→ **SET EXERCISE**
Pictures do not belong in the copy; restate the records below word for word.

* Start *

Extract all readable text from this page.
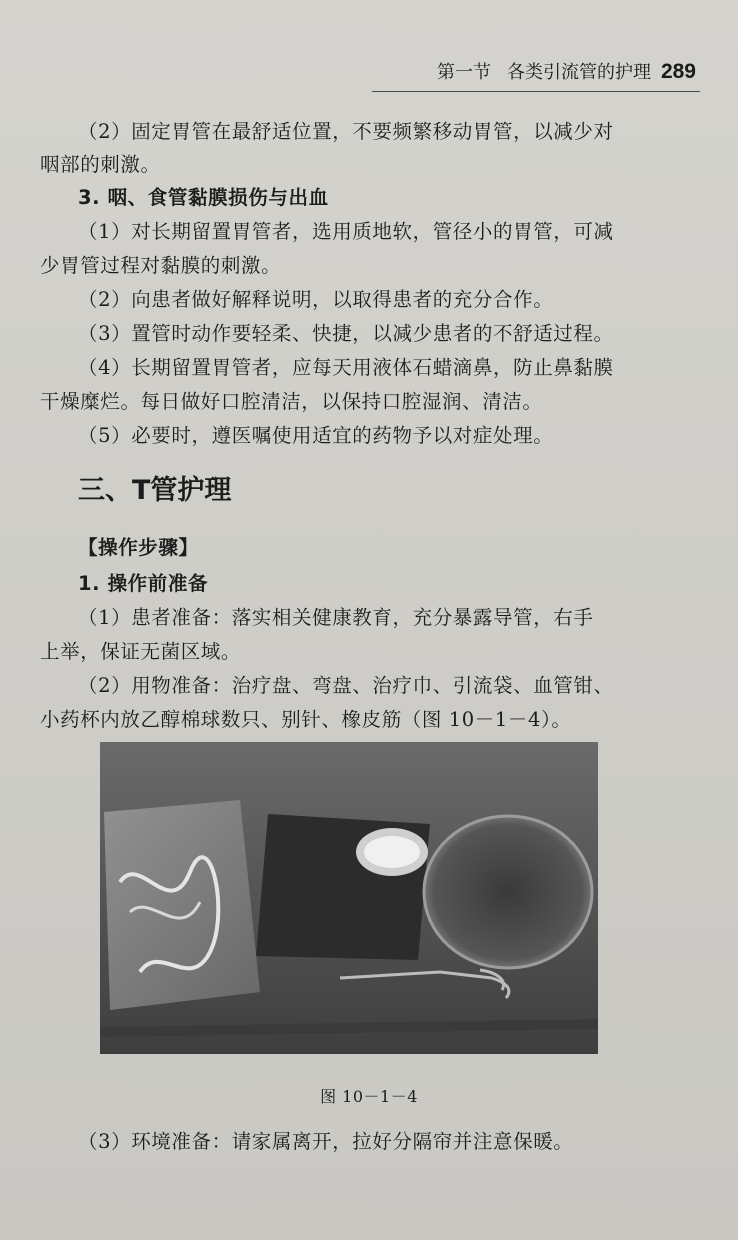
第一节 各类引流管的护理 289
（2）固定胃管在最舒适位置，不要频繁移动胃管，以减少对
咽部的刺激。
3. 咽、食管黏膜损伤与出血
（1）对长期留置胃管者，选用质地软，管径小的胃管，可减
少胃管过程对黏膜的刺激。
（2）向患者做好解释说明，以取得患者的充分合作。
（3）置管时动作要轻柔、快捷，以减少患者的不舒适过程。
（4）长期留置胃管者，应每天用液体石蜡滴鼻，防止鼻黏膜
干燥糜烂。每日做好口腔清洁，以保持口腔湿润、清洁。
（5）必要时，遵医嘱使用适宜的药物予以对症处理。
三、T管护理
【操作步骤】
1. 操作前准备
（1）患者准备：落实相关健康教育，充分暴露导管，右手
上举，保证无菌区域。
（2）用物准备：治疗盘、弯盘、治疗巾、引流袋、血管钳、
小药杯内放乙醇棉球数只、别针、橡皮筋（图 10－1－4）。
图 10－1－4
（3）环境准备：请家属离开，拉好分隔帘并注意保暖。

* End *

→ **FINISHED EXERCISE**
Extract all readable text from this page.
第一节 各类引流管的护理 289
（2）固定胃管在最舒适位置，不要频繁移动胃管，以减少对
咽部的刺激。
3. 咽、食管黏膜损伤与出血
（1）对长期留置胃管者，选用质地软，管径小的胃管，可减
少胃管过程对黏膜的刺激。
（2）向患者做好解释说明，以取得患者的充分合作。
（3）置管时动作要轻柔、快捷，以减少患者的不舒适过程。
（4）长期留置胃管者，应每天用液体石蜡滴鼻，防止鼻黏膜
干燥糜烂。每日做好口腔清洁，以保持口腔湿润、清洁。
（5）必要时，遵医嘱使用适宜的药物予以对症处理。
三、T管护理
【操作步骤】
1. 操作前准备
（1）患者准备：落实相关健康教育，充分暴露导管，右手
上举，保证无菌区域。
（2）用物准备：治疗盘、弯盘、治疗巾、引流袋、血管钳、
小药杯内放乙醇棉球数只、别针、橡皮筋（图 10－1－4）。
图 10－1－4
（3）环境准备：请家属离开，拉好分隔帘并注意保暖。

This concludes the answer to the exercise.